Challenge - What is the count of lines that hold the word "alpha"? Give only the number.

### Record list

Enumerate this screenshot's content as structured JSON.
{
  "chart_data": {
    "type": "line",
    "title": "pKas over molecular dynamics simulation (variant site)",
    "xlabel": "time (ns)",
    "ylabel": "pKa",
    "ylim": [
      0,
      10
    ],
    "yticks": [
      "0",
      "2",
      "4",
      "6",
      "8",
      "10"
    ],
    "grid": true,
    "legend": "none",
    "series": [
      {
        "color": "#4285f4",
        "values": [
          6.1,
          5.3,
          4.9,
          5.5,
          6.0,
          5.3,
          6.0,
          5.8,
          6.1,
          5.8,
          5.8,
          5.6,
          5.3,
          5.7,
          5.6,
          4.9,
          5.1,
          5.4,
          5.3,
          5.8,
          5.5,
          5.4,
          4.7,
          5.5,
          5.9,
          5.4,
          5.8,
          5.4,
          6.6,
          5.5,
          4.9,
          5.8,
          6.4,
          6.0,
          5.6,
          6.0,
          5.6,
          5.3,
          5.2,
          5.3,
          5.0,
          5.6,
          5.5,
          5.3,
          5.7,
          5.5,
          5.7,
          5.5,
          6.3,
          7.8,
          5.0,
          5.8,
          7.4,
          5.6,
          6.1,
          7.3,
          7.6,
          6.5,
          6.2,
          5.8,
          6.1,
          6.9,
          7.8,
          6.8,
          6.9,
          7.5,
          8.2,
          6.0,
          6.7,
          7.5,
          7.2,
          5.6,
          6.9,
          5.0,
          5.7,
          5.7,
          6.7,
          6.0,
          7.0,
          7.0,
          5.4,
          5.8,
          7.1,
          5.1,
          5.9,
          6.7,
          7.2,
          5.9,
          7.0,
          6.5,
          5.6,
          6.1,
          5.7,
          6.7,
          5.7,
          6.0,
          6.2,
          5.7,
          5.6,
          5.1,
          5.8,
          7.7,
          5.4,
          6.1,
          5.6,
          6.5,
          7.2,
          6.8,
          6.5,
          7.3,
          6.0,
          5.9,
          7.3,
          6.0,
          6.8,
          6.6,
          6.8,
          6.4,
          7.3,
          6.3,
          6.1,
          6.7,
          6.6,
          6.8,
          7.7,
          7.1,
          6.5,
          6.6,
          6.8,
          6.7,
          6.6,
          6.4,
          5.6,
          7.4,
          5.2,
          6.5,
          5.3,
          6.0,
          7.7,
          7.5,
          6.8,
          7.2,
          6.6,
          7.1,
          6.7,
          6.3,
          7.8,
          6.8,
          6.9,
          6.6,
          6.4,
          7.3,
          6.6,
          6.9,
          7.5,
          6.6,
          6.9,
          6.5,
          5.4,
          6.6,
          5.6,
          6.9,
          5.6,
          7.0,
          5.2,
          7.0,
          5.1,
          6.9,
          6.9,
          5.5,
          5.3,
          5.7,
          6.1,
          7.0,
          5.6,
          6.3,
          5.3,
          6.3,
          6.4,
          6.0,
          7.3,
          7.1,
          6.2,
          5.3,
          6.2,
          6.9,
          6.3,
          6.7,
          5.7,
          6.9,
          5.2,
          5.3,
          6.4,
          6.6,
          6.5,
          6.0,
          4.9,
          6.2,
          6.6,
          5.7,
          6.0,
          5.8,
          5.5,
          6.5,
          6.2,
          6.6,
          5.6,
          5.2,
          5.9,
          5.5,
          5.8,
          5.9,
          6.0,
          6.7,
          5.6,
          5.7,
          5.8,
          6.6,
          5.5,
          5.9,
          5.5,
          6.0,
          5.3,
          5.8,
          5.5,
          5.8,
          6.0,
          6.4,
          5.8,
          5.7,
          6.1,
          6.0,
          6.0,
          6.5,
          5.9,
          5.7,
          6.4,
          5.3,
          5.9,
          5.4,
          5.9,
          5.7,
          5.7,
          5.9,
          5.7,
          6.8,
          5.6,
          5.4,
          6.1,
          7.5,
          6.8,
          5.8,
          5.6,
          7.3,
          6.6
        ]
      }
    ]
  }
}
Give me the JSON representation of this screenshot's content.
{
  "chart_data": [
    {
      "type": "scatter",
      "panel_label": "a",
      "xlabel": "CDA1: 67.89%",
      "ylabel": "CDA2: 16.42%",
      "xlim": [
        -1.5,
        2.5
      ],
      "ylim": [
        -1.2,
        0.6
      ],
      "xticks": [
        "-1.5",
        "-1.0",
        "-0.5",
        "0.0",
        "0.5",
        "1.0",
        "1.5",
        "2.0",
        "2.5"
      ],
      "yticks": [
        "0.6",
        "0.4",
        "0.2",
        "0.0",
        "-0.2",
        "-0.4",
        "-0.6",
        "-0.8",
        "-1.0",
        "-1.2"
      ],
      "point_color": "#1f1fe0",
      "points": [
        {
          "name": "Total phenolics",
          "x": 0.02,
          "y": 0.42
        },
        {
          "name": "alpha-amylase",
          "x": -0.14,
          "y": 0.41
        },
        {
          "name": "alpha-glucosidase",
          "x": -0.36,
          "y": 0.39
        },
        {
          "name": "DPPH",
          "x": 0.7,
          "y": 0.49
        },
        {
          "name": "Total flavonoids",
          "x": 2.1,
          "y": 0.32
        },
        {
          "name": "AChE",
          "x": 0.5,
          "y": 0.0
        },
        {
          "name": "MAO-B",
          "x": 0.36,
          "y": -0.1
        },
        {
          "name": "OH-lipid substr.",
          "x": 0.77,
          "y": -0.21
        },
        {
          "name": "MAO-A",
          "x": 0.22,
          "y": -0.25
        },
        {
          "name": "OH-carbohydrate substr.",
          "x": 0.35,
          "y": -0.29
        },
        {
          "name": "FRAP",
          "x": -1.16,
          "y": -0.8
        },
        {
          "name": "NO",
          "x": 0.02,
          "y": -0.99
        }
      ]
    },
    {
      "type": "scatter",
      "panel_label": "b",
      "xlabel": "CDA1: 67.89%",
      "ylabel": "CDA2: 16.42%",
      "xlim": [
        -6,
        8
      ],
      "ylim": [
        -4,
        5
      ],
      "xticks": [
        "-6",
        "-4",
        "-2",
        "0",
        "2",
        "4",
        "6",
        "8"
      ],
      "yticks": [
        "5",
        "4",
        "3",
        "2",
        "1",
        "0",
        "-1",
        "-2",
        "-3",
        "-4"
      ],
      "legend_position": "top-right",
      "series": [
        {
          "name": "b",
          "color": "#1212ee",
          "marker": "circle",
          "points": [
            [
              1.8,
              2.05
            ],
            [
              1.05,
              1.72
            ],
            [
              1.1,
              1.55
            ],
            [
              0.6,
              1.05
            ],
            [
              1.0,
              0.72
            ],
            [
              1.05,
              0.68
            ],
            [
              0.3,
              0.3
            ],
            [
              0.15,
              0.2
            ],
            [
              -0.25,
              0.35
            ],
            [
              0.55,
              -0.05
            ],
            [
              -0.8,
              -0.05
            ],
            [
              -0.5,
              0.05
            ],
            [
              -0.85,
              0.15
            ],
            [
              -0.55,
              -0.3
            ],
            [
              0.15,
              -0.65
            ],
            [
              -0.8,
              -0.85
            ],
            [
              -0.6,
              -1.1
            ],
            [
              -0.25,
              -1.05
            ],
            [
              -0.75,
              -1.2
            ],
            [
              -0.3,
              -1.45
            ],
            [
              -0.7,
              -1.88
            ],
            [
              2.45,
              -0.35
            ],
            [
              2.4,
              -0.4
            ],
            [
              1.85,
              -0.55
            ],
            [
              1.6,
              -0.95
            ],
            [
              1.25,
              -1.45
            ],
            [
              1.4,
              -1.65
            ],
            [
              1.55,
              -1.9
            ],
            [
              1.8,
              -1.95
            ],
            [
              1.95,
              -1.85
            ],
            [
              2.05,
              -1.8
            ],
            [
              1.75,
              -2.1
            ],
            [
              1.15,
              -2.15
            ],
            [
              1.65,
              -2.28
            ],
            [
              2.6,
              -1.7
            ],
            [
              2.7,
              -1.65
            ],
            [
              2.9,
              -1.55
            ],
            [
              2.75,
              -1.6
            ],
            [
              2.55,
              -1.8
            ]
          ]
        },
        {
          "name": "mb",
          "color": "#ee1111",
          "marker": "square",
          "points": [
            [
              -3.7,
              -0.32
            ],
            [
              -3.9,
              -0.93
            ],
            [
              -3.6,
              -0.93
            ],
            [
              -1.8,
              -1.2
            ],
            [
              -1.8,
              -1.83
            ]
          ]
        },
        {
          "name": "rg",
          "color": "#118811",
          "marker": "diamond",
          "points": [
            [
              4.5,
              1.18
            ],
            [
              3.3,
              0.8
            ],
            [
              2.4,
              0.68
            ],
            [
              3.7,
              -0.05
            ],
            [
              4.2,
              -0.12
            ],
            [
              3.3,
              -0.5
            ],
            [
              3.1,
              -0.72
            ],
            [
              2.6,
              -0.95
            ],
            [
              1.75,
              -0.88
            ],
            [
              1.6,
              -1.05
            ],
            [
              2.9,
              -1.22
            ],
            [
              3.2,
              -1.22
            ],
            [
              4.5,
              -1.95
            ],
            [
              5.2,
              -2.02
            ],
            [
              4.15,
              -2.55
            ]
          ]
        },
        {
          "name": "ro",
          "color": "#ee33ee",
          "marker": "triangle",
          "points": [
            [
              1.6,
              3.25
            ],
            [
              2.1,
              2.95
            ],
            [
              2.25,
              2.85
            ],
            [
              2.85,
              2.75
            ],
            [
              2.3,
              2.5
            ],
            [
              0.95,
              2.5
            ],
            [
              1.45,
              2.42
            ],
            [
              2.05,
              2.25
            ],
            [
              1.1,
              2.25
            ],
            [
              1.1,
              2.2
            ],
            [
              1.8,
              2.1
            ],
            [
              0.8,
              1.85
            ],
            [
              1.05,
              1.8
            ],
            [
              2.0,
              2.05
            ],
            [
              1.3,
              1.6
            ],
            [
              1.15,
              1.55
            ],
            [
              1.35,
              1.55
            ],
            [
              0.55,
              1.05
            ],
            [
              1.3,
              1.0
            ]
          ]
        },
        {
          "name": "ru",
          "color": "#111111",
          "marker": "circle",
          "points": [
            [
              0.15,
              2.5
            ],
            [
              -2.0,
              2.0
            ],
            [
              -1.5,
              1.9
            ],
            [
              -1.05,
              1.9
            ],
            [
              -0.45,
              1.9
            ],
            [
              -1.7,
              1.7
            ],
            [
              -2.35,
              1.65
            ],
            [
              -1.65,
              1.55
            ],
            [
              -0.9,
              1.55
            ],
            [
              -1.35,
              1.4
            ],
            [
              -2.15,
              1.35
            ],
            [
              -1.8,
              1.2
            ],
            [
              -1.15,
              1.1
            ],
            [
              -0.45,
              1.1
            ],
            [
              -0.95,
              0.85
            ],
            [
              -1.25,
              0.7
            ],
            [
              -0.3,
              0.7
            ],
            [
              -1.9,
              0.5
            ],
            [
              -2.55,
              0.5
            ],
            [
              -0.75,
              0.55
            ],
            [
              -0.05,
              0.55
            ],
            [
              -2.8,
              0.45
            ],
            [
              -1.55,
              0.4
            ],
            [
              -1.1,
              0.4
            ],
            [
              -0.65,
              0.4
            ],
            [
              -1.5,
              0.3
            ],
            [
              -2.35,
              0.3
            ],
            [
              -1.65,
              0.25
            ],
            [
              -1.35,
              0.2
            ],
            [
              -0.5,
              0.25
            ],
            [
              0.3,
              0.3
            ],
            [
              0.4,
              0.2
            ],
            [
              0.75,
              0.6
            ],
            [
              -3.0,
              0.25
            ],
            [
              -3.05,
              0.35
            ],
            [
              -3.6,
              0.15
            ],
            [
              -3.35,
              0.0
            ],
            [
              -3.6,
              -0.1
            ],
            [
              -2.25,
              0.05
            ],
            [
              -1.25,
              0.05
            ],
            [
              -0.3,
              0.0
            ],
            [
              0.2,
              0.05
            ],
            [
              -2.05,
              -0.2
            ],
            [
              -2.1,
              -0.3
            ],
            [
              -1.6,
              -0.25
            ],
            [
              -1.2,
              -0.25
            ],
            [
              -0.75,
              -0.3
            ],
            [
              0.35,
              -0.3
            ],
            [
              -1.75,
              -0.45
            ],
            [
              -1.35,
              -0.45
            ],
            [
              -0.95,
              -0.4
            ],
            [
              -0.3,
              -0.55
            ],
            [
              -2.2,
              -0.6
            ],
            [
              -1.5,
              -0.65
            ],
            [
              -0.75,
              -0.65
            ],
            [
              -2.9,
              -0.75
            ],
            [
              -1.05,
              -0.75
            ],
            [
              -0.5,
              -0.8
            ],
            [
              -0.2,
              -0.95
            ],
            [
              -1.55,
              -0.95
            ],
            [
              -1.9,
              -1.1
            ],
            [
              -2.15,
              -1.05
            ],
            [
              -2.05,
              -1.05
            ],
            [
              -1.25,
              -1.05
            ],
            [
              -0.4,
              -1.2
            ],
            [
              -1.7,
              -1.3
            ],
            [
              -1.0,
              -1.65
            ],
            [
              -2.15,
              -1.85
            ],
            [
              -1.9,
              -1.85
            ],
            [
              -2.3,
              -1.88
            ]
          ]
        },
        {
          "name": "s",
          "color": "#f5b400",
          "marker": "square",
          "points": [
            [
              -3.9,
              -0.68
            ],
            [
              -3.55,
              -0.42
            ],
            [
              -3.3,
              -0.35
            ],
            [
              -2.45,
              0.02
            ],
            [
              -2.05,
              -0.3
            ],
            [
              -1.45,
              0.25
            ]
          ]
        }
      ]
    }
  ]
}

######

Response below - 2